▶ _WORK REQUIRED_: Extract the lines that hold the string "content".

— Start DATA —

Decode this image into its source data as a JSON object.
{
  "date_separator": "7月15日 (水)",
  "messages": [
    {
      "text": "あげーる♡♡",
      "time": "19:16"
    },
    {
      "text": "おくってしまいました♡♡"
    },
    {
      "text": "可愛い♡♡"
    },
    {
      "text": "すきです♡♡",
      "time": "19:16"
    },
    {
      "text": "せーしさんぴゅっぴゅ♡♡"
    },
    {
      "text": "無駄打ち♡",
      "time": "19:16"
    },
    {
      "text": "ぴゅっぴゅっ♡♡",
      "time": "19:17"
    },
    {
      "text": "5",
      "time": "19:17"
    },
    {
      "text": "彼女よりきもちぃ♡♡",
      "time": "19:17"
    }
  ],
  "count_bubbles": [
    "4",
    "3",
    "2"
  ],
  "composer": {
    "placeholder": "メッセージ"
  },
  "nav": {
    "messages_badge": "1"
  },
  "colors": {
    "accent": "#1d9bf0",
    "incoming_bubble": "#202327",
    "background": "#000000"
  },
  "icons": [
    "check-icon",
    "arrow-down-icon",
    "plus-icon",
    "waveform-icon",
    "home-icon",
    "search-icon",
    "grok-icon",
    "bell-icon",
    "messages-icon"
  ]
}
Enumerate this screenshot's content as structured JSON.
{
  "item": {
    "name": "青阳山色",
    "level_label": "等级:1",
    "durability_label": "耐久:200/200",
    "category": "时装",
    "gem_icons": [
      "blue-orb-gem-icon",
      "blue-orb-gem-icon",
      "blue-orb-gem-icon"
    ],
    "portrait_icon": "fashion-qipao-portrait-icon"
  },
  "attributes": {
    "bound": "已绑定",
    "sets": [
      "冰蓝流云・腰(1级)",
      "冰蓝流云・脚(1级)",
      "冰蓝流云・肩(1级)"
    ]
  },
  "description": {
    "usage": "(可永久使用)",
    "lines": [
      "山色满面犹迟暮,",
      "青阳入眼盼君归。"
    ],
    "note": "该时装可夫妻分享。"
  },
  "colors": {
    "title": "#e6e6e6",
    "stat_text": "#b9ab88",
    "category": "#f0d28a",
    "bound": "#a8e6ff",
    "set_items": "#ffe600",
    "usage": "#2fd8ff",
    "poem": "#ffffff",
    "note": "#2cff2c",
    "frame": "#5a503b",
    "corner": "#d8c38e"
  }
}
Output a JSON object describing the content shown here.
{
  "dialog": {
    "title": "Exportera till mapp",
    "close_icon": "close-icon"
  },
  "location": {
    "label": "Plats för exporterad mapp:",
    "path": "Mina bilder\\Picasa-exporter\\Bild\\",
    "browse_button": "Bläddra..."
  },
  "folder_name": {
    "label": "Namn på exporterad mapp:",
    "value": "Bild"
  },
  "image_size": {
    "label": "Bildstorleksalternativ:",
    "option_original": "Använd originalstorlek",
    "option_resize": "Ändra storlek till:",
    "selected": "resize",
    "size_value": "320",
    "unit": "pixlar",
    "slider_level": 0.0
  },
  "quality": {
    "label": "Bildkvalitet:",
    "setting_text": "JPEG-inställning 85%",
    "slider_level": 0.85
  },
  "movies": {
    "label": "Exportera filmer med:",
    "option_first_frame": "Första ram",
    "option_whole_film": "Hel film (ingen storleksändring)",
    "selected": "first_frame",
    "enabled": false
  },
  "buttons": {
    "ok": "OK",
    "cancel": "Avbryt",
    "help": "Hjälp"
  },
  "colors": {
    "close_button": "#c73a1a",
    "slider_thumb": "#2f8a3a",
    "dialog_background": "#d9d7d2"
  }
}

— End DATA —

▶ _EXERCISE RESPONSE_:
Enumerate this screenshot's content as structured JSON.
Output a JSON object describing the content shown here.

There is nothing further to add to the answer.